→ **Job**
Pick out each line in these entries that contains the string "iSalesSAT".

→ **Exercise input**
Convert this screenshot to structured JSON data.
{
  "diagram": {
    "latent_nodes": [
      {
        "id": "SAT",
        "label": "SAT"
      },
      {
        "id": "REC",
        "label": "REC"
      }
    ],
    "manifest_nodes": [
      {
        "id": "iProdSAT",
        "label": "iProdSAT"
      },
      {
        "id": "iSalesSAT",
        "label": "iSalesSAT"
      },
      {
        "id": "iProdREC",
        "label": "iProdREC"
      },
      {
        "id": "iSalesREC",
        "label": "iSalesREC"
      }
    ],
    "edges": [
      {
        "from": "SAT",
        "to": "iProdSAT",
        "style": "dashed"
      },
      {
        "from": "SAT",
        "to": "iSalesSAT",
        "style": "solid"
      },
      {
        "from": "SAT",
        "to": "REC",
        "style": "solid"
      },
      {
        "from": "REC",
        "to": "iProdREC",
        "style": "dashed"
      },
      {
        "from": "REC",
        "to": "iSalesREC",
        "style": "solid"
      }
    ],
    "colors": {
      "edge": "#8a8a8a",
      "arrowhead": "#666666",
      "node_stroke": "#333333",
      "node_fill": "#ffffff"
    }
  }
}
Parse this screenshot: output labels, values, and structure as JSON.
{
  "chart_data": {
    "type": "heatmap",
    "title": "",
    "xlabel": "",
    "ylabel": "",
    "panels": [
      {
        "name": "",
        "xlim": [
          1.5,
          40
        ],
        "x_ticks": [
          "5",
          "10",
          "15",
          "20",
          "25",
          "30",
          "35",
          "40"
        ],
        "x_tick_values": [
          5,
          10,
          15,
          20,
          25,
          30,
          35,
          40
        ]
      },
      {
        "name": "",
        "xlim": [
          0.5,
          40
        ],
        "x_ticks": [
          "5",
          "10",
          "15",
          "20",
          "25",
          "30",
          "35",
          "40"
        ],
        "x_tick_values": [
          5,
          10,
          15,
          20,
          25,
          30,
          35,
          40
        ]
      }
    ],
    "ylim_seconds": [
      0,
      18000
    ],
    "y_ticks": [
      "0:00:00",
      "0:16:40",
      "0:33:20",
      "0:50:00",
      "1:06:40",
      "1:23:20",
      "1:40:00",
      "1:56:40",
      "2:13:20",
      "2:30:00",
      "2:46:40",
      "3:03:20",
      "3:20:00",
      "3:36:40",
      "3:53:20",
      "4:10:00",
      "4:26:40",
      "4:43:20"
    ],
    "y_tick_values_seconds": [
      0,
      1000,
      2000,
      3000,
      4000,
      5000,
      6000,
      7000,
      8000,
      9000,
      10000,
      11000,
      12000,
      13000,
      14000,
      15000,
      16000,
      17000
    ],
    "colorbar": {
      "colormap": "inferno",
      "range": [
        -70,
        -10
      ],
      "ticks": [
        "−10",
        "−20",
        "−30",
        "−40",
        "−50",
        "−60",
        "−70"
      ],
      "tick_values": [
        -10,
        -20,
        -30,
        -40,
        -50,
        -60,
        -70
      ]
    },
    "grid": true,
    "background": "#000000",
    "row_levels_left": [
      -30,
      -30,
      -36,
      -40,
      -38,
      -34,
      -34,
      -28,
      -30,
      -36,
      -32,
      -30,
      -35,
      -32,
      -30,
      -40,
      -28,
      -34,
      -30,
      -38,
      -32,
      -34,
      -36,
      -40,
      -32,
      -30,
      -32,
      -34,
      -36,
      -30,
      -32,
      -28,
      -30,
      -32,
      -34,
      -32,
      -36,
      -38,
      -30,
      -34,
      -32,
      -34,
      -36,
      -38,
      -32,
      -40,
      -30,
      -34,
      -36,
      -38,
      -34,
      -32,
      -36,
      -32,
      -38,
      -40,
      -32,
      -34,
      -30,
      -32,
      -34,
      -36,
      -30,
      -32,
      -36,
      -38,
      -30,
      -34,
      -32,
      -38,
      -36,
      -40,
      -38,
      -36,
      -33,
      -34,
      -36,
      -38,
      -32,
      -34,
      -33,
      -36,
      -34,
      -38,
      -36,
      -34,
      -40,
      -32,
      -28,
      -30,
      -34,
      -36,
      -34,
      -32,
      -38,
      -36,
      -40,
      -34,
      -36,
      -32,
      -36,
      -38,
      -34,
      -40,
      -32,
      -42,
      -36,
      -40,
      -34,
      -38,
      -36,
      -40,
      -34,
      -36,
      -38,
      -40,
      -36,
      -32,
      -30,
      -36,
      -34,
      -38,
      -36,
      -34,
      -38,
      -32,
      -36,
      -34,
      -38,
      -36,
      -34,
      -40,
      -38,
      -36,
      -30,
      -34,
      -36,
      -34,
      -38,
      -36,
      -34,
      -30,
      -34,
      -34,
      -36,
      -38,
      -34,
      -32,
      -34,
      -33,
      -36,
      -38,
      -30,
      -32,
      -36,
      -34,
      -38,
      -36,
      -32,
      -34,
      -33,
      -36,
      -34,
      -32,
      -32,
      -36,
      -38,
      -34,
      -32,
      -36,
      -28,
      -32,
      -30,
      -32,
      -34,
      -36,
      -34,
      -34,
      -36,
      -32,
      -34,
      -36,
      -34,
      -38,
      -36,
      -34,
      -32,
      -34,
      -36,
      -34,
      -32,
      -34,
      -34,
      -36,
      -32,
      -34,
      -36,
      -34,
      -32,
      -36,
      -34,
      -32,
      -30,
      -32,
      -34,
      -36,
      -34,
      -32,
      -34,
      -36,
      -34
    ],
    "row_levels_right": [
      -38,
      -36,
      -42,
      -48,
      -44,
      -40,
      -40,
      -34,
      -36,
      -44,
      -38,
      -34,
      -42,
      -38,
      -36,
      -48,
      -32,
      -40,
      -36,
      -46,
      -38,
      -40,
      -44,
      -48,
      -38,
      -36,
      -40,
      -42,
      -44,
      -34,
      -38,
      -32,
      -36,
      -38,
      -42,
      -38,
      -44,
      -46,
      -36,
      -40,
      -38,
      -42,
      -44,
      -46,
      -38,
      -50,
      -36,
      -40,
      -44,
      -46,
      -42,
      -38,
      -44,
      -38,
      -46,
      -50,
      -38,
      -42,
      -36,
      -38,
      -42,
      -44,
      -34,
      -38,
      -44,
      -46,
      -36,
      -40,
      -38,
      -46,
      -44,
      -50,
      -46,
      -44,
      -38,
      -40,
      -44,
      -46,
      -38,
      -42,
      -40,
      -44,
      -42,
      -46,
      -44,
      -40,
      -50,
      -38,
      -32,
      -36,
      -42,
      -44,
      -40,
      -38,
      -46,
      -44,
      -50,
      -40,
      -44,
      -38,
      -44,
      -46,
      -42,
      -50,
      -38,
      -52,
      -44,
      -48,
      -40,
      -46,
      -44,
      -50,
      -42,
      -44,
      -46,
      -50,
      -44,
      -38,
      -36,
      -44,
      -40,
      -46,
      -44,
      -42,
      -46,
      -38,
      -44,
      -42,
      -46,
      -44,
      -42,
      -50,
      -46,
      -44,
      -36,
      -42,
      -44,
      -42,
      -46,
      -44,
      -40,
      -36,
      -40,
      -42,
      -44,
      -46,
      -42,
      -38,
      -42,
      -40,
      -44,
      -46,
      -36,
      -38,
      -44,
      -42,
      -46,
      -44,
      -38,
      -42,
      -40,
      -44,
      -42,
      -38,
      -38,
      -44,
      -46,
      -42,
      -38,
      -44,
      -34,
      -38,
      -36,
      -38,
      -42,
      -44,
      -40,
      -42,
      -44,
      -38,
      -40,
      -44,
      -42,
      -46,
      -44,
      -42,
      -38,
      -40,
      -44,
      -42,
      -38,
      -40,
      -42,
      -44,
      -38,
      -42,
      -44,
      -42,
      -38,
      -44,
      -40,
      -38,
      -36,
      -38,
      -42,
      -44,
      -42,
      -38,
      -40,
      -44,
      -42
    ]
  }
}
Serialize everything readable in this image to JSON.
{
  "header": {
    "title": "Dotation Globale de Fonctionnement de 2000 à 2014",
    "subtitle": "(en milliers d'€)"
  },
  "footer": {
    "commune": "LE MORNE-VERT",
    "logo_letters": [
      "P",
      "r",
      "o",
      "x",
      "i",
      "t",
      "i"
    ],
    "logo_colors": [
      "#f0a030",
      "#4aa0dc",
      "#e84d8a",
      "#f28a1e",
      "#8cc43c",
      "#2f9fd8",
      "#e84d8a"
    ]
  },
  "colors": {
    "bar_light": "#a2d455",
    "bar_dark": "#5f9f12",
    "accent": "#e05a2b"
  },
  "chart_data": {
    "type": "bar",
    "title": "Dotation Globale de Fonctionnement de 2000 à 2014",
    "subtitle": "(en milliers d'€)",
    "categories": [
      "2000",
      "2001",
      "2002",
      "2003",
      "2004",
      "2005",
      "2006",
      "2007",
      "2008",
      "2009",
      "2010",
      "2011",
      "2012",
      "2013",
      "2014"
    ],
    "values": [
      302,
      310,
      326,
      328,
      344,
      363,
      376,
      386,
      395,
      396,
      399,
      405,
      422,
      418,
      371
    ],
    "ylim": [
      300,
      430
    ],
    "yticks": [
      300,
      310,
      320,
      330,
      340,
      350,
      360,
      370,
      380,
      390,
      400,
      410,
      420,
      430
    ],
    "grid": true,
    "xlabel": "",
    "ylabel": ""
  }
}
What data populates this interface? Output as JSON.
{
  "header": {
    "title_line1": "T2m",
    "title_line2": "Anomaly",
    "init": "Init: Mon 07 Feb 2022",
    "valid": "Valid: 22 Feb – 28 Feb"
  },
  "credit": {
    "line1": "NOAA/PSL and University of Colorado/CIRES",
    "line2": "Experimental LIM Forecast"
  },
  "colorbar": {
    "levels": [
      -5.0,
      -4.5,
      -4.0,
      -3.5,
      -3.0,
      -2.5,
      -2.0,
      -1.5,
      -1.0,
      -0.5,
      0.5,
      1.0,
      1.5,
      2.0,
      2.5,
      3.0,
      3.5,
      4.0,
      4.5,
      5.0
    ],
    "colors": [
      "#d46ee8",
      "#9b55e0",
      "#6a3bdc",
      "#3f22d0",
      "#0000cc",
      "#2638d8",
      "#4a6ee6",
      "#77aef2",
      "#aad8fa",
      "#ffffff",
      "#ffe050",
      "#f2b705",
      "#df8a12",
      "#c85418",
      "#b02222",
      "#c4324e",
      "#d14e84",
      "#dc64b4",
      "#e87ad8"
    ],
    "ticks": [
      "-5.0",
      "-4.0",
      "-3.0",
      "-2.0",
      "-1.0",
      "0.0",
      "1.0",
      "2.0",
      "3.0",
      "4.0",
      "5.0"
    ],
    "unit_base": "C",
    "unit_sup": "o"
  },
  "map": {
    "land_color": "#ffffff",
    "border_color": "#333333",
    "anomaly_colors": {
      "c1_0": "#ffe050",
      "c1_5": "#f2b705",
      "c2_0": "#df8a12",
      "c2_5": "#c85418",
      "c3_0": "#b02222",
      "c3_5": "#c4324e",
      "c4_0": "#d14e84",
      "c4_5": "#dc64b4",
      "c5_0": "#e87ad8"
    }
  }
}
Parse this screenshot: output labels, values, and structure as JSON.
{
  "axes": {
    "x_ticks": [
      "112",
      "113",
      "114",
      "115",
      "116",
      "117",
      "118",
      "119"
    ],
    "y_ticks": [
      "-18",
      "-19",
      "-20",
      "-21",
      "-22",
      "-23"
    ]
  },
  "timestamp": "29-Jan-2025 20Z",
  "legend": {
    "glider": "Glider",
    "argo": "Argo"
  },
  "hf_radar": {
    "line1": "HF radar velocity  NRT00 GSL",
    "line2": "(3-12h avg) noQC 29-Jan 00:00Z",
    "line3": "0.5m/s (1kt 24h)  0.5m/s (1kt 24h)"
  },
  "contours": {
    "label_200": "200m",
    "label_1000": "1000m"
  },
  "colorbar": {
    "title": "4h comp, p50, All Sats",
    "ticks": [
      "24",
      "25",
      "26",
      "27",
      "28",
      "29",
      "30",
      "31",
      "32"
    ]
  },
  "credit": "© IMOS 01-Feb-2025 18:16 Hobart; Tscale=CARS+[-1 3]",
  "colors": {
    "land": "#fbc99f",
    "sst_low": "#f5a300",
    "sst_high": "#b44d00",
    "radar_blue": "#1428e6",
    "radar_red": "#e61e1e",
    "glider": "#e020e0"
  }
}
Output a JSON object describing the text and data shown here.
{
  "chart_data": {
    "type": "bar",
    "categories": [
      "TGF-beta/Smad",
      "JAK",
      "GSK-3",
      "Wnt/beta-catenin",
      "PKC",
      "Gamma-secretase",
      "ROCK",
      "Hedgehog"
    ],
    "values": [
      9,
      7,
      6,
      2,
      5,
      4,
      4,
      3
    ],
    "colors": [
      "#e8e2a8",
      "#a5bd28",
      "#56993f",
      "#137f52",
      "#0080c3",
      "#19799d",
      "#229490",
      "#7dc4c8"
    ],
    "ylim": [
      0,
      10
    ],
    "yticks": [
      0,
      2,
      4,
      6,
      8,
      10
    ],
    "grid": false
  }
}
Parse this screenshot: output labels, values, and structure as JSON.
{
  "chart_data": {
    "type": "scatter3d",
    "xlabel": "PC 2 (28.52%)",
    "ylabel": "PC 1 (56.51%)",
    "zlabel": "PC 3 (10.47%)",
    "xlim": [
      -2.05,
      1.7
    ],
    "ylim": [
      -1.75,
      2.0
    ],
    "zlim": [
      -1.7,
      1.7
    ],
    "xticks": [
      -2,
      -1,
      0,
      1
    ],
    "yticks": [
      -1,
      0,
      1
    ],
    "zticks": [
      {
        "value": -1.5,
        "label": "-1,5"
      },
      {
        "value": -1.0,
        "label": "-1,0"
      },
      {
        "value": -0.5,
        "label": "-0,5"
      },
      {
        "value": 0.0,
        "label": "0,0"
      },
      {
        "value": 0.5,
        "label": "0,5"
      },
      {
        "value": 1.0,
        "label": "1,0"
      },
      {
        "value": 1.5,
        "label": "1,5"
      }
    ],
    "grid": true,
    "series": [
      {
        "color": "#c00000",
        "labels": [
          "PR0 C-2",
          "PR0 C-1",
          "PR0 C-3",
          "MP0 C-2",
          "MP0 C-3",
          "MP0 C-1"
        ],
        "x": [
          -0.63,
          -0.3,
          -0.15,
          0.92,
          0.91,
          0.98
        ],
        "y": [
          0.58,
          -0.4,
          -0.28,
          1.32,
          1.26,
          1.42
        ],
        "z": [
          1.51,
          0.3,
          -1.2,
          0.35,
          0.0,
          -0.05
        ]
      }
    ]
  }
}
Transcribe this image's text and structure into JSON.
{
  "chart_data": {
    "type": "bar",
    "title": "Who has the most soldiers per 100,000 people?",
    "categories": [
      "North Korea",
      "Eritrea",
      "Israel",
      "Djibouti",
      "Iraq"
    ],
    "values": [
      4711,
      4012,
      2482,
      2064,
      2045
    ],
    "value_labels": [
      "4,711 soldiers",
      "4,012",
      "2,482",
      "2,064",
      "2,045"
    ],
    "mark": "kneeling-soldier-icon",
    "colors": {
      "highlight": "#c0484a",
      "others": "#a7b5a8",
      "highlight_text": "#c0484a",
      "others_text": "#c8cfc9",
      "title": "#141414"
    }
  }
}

→ **Solution to this problem**
        "id": "iSalesSAT",
        "label": "iSalesSAT"
        "to": "iSalesSAT",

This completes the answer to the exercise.